Extracted data entries:
BEGIN
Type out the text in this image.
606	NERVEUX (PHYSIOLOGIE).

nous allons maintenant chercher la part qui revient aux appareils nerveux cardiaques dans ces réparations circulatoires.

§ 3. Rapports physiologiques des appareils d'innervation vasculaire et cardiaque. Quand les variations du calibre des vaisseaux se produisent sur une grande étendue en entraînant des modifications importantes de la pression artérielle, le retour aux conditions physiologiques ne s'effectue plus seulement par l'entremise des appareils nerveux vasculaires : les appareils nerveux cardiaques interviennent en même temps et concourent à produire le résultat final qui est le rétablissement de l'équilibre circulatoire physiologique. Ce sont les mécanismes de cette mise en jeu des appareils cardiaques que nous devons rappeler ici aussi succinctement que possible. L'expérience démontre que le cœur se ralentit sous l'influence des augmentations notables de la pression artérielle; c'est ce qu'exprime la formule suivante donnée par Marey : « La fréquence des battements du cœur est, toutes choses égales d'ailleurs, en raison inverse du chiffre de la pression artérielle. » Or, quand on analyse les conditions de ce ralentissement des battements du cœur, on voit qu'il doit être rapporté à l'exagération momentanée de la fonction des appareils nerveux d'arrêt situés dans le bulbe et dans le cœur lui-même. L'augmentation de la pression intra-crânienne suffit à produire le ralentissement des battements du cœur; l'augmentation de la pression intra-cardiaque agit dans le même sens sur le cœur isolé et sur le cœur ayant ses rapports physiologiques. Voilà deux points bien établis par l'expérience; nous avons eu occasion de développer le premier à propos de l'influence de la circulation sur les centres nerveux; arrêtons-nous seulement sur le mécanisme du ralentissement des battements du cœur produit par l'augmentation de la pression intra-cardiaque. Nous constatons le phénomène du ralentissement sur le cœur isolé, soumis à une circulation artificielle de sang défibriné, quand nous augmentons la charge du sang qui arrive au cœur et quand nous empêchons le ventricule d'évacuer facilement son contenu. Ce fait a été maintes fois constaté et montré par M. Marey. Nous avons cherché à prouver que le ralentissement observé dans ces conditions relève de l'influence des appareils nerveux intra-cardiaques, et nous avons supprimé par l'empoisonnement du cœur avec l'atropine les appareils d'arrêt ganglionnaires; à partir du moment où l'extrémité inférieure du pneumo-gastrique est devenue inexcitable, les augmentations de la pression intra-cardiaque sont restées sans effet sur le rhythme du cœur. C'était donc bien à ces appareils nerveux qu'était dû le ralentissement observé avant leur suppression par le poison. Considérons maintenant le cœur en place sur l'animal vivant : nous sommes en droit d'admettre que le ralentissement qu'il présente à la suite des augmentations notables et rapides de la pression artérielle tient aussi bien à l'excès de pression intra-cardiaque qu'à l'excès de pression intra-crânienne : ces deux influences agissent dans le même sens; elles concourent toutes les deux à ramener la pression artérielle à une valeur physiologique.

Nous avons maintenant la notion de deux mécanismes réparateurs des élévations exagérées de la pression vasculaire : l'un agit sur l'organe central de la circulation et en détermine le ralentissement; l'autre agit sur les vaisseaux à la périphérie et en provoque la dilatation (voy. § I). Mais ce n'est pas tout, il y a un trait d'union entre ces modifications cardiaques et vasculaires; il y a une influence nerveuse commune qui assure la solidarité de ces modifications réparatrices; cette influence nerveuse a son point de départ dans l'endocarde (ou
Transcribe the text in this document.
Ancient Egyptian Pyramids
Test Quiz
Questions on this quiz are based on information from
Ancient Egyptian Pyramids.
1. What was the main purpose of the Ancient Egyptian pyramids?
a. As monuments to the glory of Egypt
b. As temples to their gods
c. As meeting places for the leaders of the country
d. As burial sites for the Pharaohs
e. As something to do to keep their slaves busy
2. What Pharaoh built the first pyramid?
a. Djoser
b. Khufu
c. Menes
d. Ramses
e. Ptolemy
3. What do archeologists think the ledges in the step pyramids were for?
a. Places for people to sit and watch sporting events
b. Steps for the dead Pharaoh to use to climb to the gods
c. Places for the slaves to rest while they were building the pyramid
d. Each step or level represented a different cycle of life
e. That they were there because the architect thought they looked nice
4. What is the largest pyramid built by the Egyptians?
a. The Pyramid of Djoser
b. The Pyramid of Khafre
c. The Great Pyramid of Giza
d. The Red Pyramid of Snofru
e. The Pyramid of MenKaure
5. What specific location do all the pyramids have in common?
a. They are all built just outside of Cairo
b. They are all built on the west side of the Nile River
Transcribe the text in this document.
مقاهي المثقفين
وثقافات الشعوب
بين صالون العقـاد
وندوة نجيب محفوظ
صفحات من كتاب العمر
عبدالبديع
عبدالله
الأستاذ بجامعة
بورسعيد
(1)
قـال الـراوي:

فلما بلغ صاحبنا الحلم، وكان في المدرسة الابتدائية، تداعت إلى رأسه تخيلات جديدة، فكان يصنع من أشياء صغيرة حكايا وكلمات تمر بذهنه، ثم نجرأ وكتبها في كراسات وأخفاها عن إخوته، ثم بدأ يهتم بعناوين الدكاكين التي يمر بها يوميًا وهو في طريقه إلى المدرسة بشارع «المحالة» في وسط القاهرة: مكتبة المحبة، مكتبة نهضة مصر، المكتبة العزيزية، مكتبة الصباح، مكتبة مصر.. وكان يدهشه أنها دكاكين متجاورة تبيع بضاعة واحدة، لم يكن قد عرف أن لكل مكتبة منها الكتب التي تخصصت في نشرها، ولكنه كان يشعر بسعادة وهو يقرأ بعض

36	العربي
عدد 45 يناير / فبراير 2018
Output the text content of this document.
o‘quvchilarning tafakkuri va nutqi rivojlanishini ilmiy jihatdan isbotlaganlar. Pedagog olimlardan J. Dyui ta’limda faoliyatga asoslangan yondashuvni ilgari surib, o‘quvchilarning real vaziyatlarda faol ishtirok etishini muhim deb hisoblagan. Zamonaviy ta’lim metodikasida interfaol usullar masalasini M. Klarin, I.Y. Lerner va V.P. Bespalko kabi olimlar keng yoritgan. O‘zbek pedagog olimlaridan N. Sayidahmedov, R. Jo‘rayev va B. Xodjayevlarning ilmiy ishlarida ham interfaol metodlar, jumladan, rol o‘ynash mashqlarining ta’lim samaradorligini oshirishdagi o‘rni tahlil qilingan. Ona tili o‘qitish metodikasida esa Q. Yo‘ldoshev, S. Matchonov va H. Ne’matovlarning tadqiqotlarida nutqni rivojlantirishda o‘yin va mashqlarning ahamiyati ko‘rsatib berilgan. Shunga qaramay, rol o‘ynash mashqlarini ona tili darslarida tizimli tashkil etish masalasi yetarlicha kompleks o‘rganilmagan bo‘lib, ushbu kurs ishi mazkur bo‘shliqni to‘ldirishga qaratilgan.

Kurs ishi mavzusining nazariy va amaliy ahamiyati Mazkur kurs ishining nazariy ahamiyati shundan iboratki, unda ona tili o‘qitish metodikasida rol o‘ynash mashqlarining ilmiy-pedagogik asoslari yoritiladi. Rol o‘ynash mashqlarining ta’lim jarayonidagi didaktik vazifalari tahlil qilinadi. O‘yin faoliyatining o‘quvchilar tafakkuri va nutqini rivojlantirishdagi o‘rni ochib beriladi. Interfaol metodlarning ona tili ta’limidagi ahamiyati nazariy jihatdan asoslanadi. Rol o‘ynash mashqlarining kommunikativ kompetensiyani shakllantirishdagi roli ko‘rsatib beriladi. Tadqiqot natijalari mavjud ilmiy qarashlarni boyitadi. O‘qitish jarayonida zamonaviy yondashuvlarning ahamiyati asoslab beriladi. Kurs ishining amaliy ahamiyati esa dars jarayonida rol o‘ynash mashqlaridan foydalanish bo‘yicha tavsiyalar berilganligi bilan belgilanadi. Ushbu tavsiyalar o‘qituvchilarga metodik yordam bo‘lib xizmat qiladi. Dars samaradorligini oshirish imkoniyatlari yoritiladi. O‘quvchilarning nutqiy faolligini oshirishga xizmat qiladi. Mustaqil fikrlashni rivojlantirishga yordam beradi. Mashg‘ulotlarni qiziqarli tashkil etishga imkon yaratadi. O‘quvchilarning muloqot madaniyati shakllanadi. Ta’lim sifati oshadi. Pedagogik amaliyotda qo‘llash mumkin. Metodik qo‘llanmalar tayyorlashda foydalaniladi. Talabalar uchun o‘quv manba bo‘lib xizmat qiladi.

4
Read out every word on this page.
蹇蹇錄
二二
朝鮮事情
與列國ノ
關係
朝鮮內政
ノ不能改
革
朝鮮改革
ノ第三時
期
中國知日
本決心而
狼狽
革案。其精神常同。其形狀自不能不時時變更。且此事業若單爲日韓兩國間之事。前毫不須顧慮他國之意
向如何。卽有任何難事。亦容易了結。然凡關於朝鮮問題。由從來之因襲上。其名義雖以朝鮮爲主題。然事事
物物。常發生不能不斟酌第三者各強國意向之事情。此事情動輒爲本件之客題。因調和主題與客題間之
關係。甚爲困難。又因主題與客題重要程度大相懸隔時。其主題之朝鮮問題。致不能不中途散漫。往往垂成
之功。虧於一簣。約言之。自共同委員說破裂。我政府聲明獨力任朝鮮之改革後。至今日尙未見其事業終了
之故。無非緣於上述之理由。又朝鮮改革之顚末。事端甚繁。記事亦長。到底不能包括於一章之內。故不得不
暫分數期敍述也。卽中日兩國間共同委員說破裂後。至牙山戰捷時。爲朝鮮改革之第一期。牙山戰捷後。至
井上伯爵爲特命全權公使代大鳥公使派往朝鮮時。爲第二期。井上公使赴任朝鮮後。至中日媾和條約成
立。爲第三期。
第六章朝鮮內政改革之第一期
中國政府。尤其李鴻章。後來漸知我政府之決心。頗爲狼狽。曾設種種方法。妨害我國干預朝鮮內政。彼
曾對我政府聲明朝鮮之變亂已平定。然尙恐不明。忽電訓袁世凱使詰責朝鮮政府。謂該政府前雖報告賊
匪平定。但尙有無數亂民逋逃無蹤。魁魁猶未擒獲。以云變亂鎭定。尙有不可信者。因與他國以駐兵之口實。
END
What you are asked to do: Copy out every line in the listing where the word "were" appears.

Response:
3. What do archeologists think the ledges in the step pyramids were for?
c. Places for the slaves to rest while they were building the pyramid
e. That they were there because the architect thought they looked nice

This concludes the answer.